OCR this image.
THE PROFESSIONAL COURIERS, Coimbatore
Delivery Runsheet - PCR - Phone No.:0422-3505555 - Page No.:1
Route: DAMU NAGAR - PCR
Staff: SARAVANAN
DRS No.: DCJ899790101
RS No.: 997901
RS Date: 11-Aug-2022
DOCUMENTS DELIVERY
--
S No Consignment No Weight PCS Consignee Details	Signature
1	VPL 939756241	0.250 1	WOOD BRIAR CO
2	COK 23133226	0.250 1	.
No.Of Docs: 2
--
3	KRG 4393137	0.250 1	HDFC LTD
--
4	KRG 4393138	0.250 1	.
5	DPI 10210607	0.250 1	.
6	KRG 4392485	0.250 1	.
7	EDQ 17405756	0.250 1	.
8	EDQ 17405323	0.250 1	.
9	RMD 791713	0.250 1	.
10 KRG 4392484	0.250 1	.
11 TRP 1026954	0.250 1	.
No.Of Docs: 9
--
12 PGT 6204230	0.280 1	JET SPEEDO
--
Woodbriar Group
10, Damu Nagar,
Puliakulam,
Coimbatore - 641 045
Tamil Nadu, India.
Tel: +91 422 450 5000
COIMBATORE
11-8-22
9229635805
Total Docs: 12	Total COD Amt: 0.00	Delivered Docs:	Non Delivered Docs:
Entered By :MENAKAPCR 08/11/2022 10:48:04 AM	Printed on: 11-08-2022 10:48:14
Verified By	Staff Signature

───

[Task directions] Each record above should be restated word for word.

[The reply]
OCR this image.
THE PROFESSIONAL COURIERS, Coimbatore
Delivery Runsheet - PCR - Phone No.:0422-3505555 - Page No.:1
Route: DAMU NAGAR - PCR
Staff: SARAVANAN
DRS No.: DCJ899790101
RS No.: 997901
RS Date: 11-Aug-2022
DOCUMENTS DELIVERY
--
S No Consignment No Weight PCS Consignee Details	Signature
1	VPL 939756241	0.250 1	WOOD BRIAR CO
2	COK 23133226	0.250 1	.
No.Of Docs: 2
--
3	KRG 4393137	0.250 1	HDFC LTD
--
4	KRG 4393138	0.250 1	.
5	DPI 10210607	0.250 1	.
6	KRG 4392485	0.250 1	.
7	EDQ 17405756	0.250 1	.
8	EDQ 17405323	0.250 1	.
9	RMD 791713	0.250 1	.
10 KRG 4392484	0.250 1	.
11 TRP 1026954	0.250 1	.
No.Of Docs: 9
--
12 PGT 6204230	0.280 1	JET SPEEDO
--
Woodbriar Group
10, Damu Nagar,
Puliakulam,
Coimbatore - 641 045
Tamil Nadu, India.
Tel: +91 422 450 5000
COIMBATORE
11-8-22
9229635805
Total Docs: 12	Total COD Amt: 0.00	Delivered Docs:	Non Delivered Docs:
Entered By :MENAKAPCR 08/11/2022 10:48:04 AM	Printed on: 11-08-2022 10:48:14
Verified By	Staff Signature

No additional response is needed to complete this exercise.